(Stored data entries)
=======

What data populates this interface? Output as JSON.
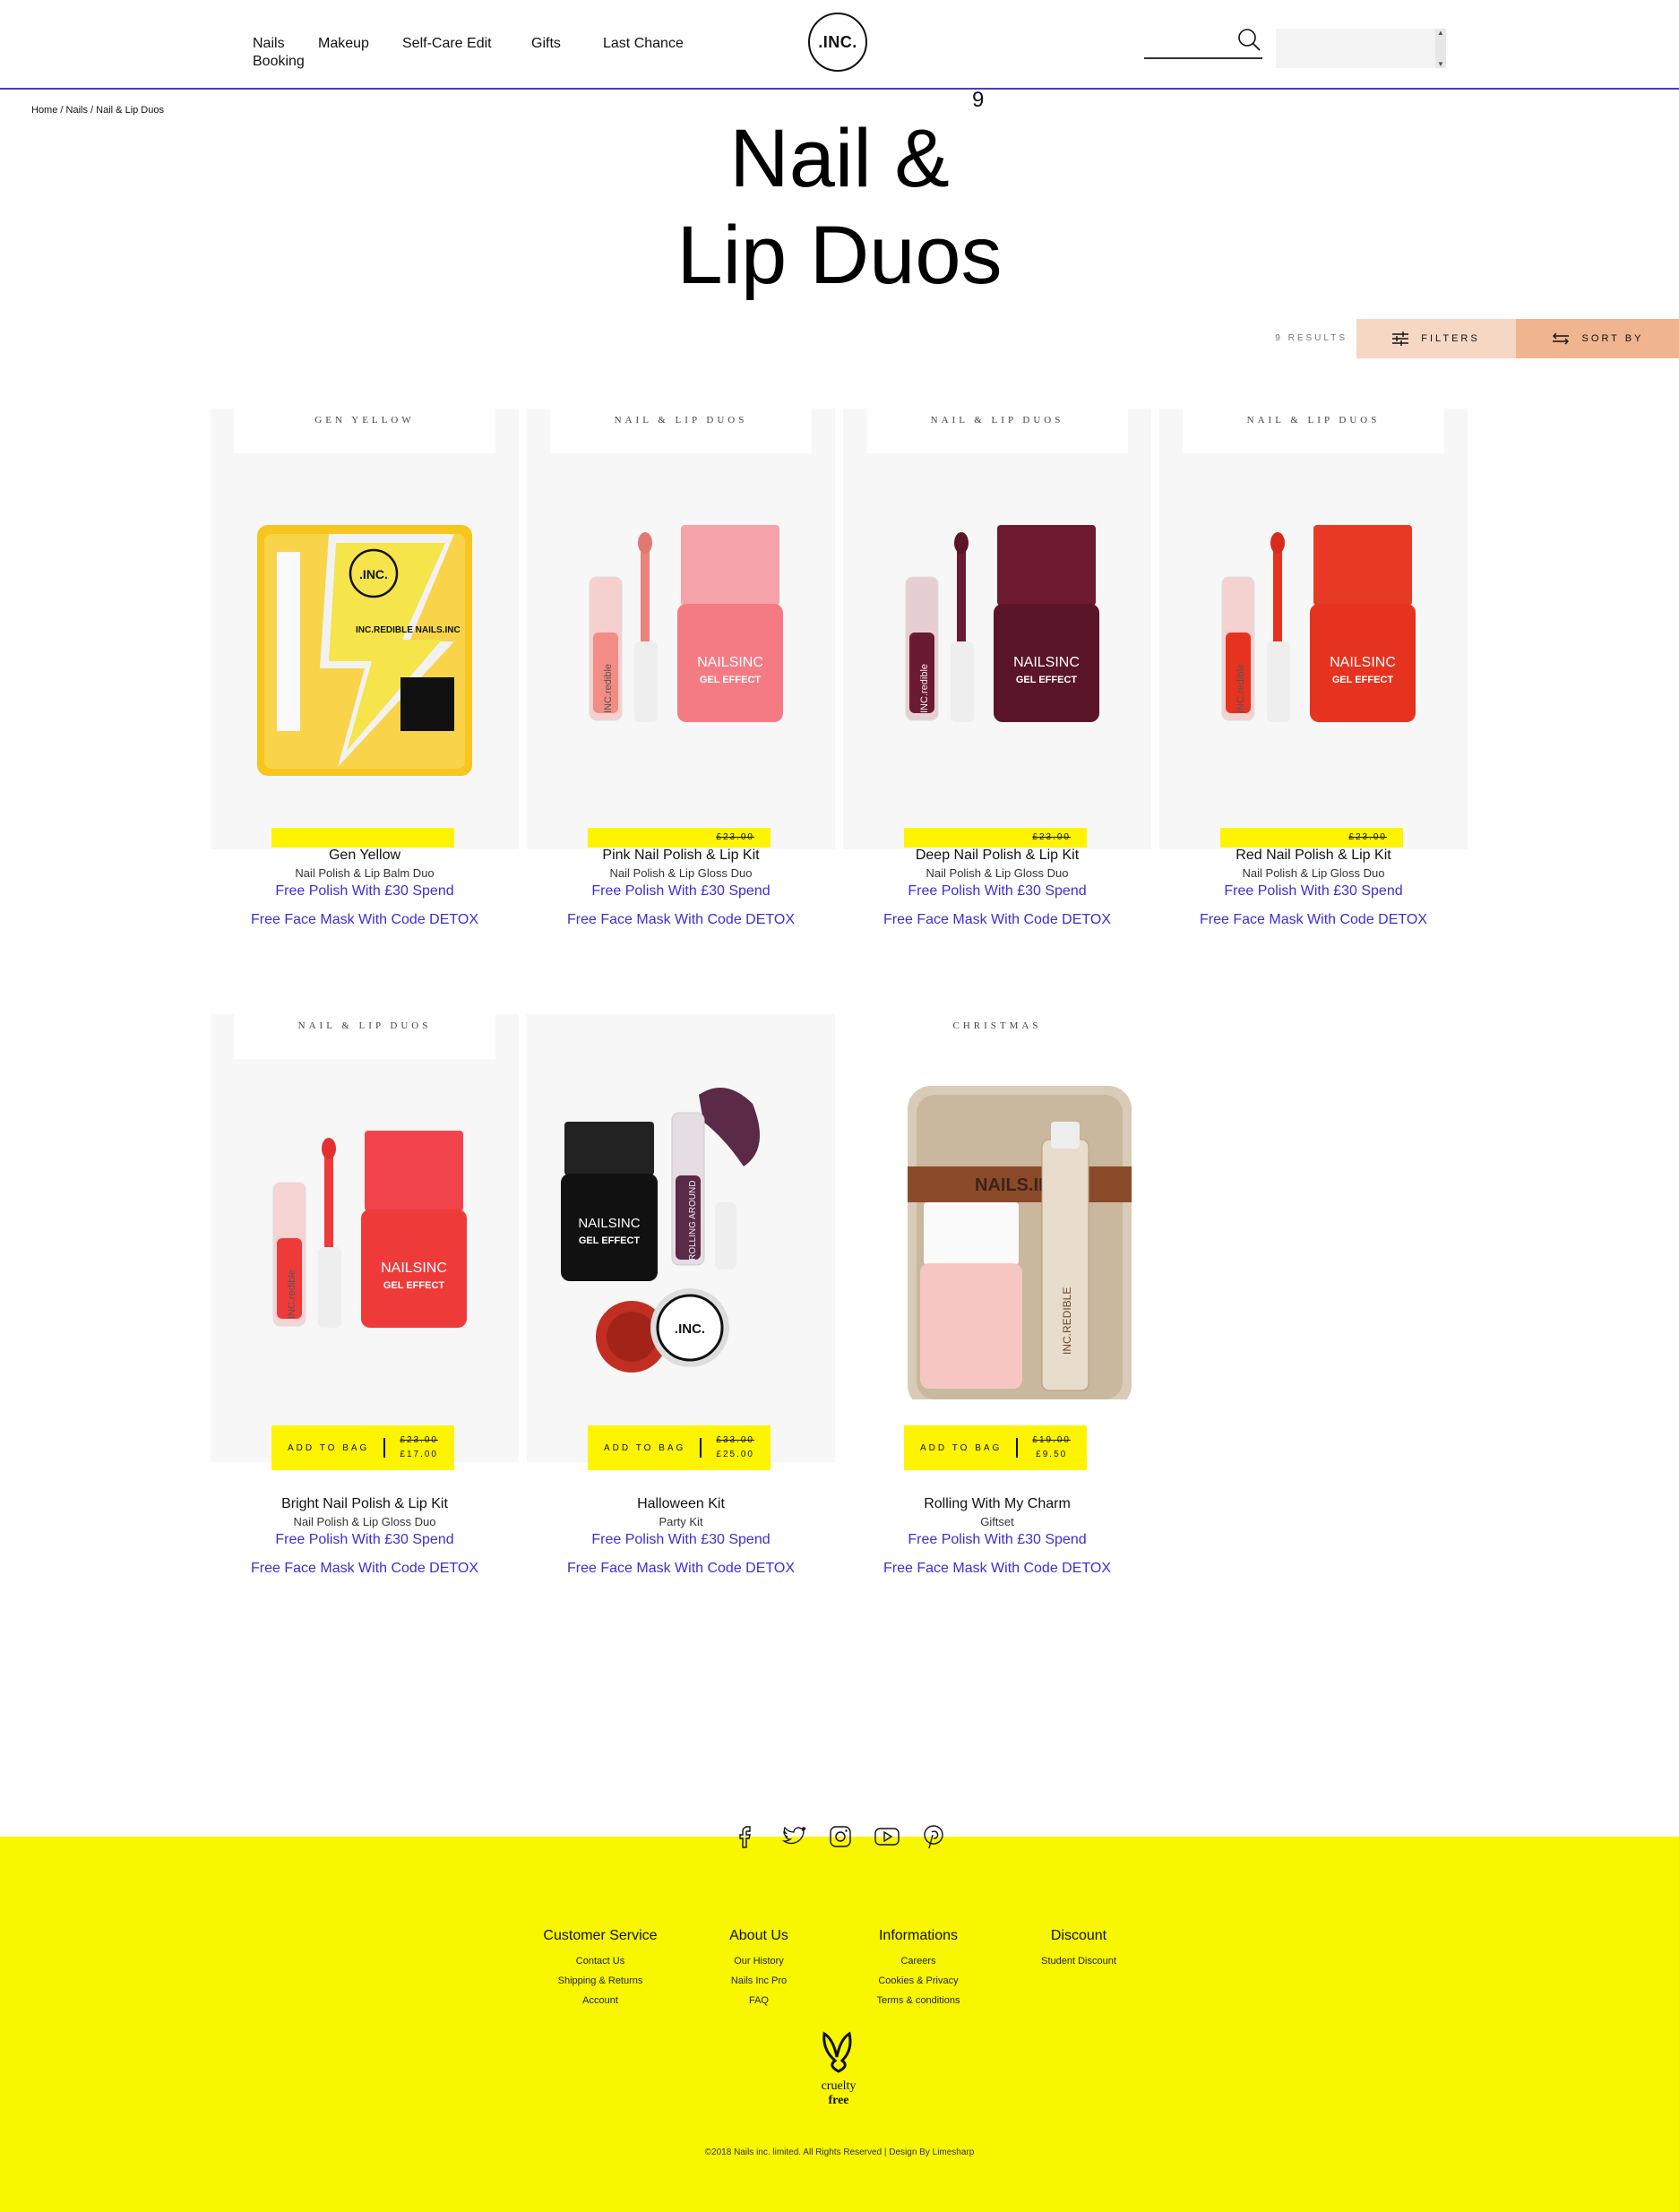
{
  "header": {
    "nav": [
      "Nails",
      "Booking",
      "Makeup",
      "Self-Care Edit",
      "Gifts",
      "Last Chance"
    ],
    "logo_text": ".INC.",
    "search_placeholder": ""
  },
  "breadcrumb": [
    "Home",
    "/",
    "Nails",
    "/",
    "Nail & Lip Duos"
  ],
  "title": {
    "line1": "Nail &",
    "line2": "Lip Duos",
    "count": "9"
  },
  "toolbar": {
    "results": "9 RESULTS",
    "filters": "FILTERS",
    "sort": "SORT BY"
  },
  "products": [
    {
      "tag": "GEN YELLOW",
      "name": "Gen Yellow",
      "sub": "Nail Polish & Lip Balm Duo",
      "promo": "Free Polish With £30 Spend",
      "promo2": "Free Face Mask With Code DETOX",
      "add": "",
      "old_price": "",
      "price": ""
    },
    {
      "tag": "NAIL & LIP DUOS",
      "name": "Pink Nail Polish & Lip Kit",
      "sub": "Nail Polish & Lip Gloss Duo",
      "promo": "Free Polish With £30 Spend",
      "promo2": "Free Face Mask With Code DETOX",
      "add": "",
      "old_price": "£23.00",
      "price": ""
    },
    {
      "tag": "NAIL & LIP DUOS",
      "name": "Deep Nail Polish & Lip Kit",
      "sub": "Nail Polish & Lip Gloss Duo",
      "promo": "Free Polish With £30 Spend",
      "promo2": "Free Face Mask With Code DETOX",
      "add": "",
      "old_price": "£23.00",
      "price": ""
    },
    {
      "tag": "NAIL & LIP DUOS",
      "name": "Red Nail Polish & Lip Kit",
      "sub": "Nail Polish & Lip Gloss Duo",
      "promo": "Free Polish With £30 Spend",
      "promo2": "Free Face Mask With Code DETOX",
      "add": "",
      "old_price": "£23.00",
      "price": ""
    },
    {
      "tag": "NAIL & LIP DUOS",
      "name": "Bright Nail Polish & Lip Kit",
      "sub": "Nail Polish & Lip Gloss Duo",
      "promo": "Free Polish With £30 Spend",
      "promo2": "Free Face Mask With Code DETOX",
      "add": "ADD TO BAG",
      "old_price": "£23.00",
      "price": "£17.00"
    },
    {
      "tag": "",
      "name": "Halloween Kit",
      "sub": "Party Kit",
      "promo": "Free Polish With £30 Spend",
      "promo2": "Free Face Mask With Code DETOX",
      "add": "ADD TO BAG",
      "old_price": "£33.00",
      "price": "£25.00"
    },
    {
      "tag": "CHRISTMAS",
      "name": "Rolling With My Charm",
      "sub": "Giftset",
      "promo": "Free Polish With £30 Spend",
      "promo2": "Free Face Mask With Code DETOX",
      "add": "ADD TO BAG",
      "old_price": "£19.00",
      "price": "£9.50"
    }
  ],
  "product_images": {
    "gen_yellow_box": "INC.REDIBLE NAILS.INC",
    "polish_brand": "NAILSINC",
    "polish_line": "GEL EFFECT",
    "gloss_brand": "INC.redible",
    "gloss_name": "GLAZIN OVER",
    "gloss_name_halloween": "ROLLING AROUND",
    "tin_label": "NAILS.INC",
    "jar_label": ".INC.",
    "spray_label": "INC.REDIBLE"
  },
  "colors": {
    "accent_yellow": "#fff400",
    "footer_yellow": "#f8f700",
    "promo_blue": "#3b2fd6",
    "filters_bg": "#f6d7c4",
    "sort_bg": "#f0b48e",
    "header_rule": "#4a3cc7",
    "pink_polish": "#f47b84",
    "deep_polish": "#5a1528",
    "red_polish": "#e5331f",
    "bright_polish": "#ef3a3a"
  },
  "social_icons": [
    "facebook-icon",
    "twitter-icon",
    "instagram-icon",
    "youtube-icon",
    "pinterest-icon"
  ],
  "footer": {
    "columns": [
      {
        "title": "Customer Service",
        "links": [
          "Contact Us",
          "Shipping & Returns",
          "Account"
        ]
      },
      {
        "title": "About Us",
        "links": [
          "Our History",
          "Nails Inc Pro",
          "FAQ"
        ]
      },
      {
        "title": "Informations",
        "links": [
          "Careers",
          "Cookies & Privacy",
          "Terms & conditions"
        ]
      },
      {
        "title": "Discount",
        "links": [
          "Student Discount"
        ]
      }
    ],
    "cruelty_line1": "cruelty",
    "cruelty_line2": "free",
    "copyright": "©2018 Nails inc. limited. All Rights Reserved | Design By Limesharp"
  }
}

=======

• [Problem description]:
Quote everything in the listing above exactly; pictures are the only thing to omit.

• [The reply]:
What data populates this interface? Output as JSON.
{
  "header": {
    "nav": [
      "Nails",
      "Booking",
      "Makeup",
      "Self-Care Edit",
      "Gifts",
      "Last Chance"
    ],
    "logo_text": ".INC.",
    "search_placeholder": ""
  },
  "breadcrumb": [
    "Home",
    "/",
    "Nails",
    "/",
    "Nail & Lip Duos"
  ],
  "title": {
    "line1": "Nail &",
    "line2": "Lip Duos",
    "count": "9"
  },
  "toolbar": {
    "results": "9 RESULTS",
    "filters": "FILTERS",
    "sort": "SORT BY"
  },
  "products": [
    {
      "tag": "GEN YELLOW",
      "name": "Gen Yellow",
      "sub": "Nail Polish & Lip Balm Duo",
      "promo": "Free Polish With £30 Spend",
      "promo2": "Free Face Mask With Code DETOX",
      "add": "",
      "old_price": "",
      "price": ""
    },
    {
      "tag": "NAIL & LIP DUOS",
      "name": "Pink Nail Polish & Lip Kit",
      "sub": "Nail Polish & Lip Gloss Duo",
      "promo": "Free Polish With £30 Spend",
      "promo2": "Free Face Mask With Code DETOX",
      "add": "",
      "old_price": "£23.00",
      "price": ""
    },
    {
      "tag": "NAIL & LIP DUOS",
      "name": "Deep Nail Polish & Lip Kit",
      "sub": "Nail Polish & Lip Gloss Duo",
      "promo": "Free Polish With £30 Spend",
      "promo2": "Free Face Mask With Code DETOX",
      "add": "",
      "old_price": "£23.00",
      "price": ""
    },
    {
      "tag": "NAIL & LIP DUOS",
      "name": "Red Nail Polish & Lip Kit",
      "sub": "Nail Polish & Lip Gloss Duo",
      "promo": "Free Polish With £30 Spend",
      "promo2": "Free Face Mask With Code DETOX",
      "add": "",
      "old_price": "£23.00",
      "price": ""
    },
    {
      "tag": "NAIL & LIP DUOS",
      "name": "Bright Nail Polish & Lip Kit",
      "sub": "Nail Polish & Lip Gloss Duo",
      "promo": "Free Polish With £30 Spend",
      "promo2": "Free Face Mask With Code DETOX",
      "add": "ADD TO BAG",
      "old_price": "£23.00",
      "price": "£17.00"
    },
    {
      "tag": "",
      "name": "Halloween Kit",
      "sub": "Party Kit",
      "promo": "Free Polish With £30 Spend",
      "promo2": "Free Face Mask With Code DETOX",
      "add": "ADD TO BAG",
      "old_price": "£33.00",
      "price": "£25.00"
    },
    {
      "tag": "CHRISTMAS",
      "name": "Rolling With My Charm",
      "sub": "Giftset",
      "promo": "Free Polish With £30 Spend",
      "promo2": "Free Face Mask With Code DETOX",
      "add": "ADD TO BAG",
      "old_price": "£19.00",
      "price": "£9.50"
    }
  ],
  "product_images": {
    "gen_yellow_box": "INC.REDIBLE NAILS.INC",
    "polish_brand": "NAILSINC",
    "polish_line": "GEL EFFECT",
    "gloss_brand": "INC.redible",
    "gloss_name": "GLAZIN OVER",
    "gloss_name_halloween": "ROLLING AROUND",
    "tin_label": "NAILS.INC",
    "jar_label": ".INC.",
    "spray_label": "INC.REDIBLE"
  },
  "colors": {
    "accent_yellow": "#fff400",
    "footer_yellow": "#f8f700",
    "promo_blue": "#3b2fd6",
    "filters_bg": "#f6d7c4",
    "sort_bg": "#f0b48e",
    "header_rule": "#4a3cc7",
    "pink_polish": "#f47b84",
    "deep_polish": "#5a1528",
    "red_polish": "#e5331f",
    "bright_polish": "#ef3a3a"
  },
  "social_icons": [
    "facebook-icon",
    "twitter-icon",
    "instagram-icon",
    "youtube-icon",
    "pinterest-icon"
  ],
  "footer": {
    "columns": [
      {
        "title": "Customer Service",
        "links": [
          "Contact Us",
          "Shipping & Returns",
          "Account"
        ]
      },
      {
        "title": "About Us",
        "links": [
          "Our History",
          "Nails Inc Pro",
          "FAQ"
        ]
      },
      {
        "title": "Informations",
        "links": [
          "Careers",
          "Cookies & Privacy",
          "Terms & conditions"
        ]
      },
      {
        "title": "Discount",
        "links": [
          "Student Discount"
        ]
      }
    ],
    "cruelty_line1": "cruelty",
    "cruelty_line2": "free",
    "copyright": "©2018 Nails inc. limited. All Rights Reserved | Design By Limesharp"
  }
}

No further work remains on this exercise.